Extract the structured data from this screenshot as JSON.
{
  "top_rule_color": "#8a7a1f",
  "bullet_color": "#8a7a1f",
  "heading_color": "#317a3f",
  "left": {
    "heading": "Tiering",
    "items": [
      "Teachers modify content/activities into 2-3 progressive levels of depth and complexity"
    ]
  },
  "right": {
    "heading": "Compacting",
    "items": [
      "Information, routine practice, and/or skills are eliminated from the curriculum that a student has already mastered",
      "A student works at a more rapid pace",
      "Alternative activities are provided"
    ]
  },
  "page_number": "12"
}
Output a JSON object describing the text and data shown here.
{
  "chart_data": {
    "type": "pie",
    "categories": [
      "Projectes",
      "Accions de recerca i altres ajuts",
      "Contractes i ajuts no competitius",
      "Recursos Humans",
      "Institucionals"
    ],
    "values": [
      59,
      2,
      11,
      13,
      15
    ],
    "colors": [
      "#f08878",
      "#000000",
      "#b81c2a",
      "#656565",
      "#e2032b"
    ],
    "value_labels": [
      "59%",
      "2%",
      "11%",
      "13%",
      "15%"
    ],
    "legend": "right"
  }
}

○ ○ ○ ○ ○ ○ ○

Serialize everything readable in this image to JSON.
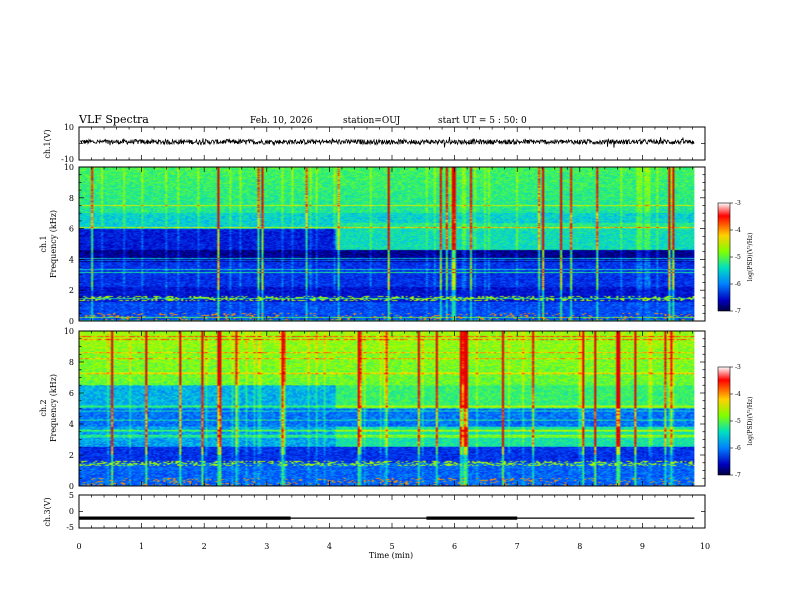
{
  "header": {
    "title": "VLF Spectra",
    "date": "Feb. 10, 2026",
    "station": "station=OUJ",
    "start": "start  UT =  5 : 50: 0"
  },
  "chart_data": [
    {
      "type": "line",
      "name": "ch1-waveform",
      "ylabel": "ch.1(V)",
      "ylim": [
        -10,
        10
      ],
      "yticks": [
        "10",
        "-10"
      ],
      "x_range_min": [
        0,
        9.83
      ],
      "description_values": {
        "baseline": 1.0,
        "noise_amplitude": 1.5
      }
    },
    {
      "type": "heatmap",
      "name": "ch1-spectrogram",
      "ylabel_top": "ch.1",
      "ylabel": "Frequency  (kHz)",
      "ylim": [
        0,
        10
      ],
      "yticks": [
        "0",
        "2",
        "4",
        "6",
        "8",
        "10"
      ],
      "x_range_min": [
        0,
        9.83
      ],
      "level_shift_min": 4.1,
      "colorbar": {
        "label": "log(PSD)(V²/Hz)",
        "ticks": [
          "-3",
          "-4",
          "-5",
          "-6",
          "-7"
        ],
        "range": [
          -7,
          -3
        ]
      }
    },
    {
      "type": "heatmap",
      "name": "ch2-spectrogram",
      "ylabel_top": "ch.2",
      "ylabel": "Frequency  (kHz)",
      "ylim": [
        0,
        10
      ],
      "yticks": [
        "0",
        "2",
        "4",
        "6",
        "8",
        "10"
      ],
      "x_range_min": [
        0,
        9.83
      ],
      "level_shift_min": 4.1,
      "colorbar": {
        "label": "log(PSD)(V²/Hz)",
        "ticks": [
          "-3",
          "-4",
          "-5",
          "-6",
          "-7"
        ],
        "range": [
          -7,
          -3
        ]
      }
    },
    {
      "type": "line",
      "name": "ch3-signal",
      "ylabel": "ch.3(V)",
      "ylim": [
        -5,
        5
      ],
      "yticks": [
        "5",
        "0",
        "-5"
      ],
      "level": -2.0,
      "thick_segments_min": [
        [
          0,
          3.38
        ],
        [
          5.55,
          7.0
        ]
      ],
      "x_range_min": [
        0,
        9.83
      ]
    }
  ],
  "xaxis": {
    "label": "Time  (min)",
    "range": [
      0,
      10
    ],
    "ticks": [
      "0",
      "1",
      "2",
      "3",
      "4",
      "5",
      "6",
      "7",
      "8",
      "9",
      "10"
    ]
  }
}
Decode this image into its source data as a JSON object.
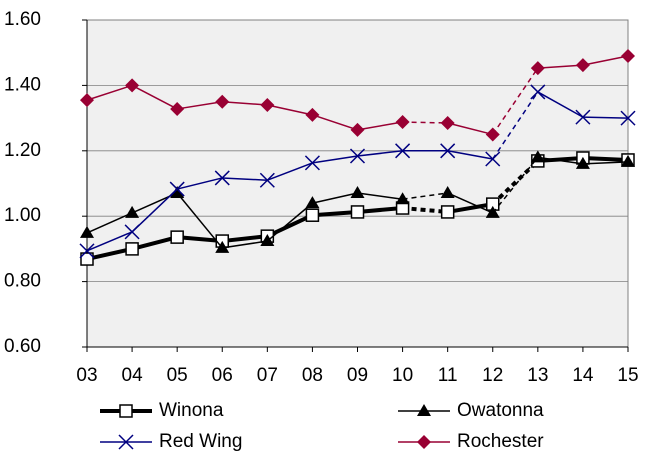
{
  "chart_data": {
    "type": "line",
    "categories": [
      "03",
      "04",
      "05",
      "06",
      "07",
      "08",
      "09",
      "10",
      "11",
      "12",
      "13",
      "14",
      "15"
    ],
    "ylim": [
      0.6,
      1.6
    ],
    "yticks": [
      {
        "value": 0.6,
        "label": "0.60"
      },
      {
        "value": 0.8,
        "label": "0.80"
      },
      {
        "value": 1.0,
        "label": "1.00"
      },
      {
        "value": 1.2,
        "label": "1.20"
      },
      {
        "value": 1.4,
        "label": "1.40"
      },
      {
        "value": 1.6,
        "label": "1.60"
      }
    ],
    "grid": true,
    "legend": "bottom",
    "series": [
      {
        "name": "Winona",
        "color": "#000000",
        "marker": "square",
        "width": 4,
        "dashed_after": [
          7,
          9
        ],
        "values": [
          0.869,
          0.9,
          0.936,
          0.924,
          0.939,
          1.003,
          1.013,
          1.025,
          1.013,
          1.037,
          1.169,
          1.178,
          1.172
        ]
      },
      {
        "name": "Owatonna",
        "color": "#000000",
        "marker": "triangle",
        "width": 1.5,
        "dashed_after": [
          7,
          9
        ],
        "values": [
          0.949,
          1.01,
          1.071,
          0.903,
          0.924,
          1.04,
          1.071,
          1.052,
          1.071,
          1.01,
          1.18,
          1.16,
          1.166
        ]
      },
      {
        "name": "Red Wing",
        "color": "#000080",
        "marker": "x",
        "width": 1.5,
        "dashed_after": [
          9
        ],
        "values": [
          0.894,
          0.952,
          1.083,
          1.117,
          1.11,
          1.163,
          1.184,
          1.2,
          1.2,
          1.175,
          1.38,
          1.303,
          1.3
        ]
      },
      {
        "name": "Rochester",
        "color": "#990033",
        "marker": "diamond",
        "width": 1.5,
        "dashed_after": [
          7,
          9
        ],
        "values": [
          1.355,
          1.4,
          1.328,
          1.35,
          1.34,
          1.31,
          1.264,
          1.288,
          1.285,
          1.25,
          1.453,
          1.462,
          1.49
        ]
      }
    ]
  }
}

○ ○ ○ ○ ○ ○ ○

▸ **SHORT TASK**:
Copy all lines from the entries that contain the word "marker".

▸ **EXERCISE RESPONSE**:
        "marker": "square",
        "marker": "triangle",
        "marker": "x",
        "marker": "diamond",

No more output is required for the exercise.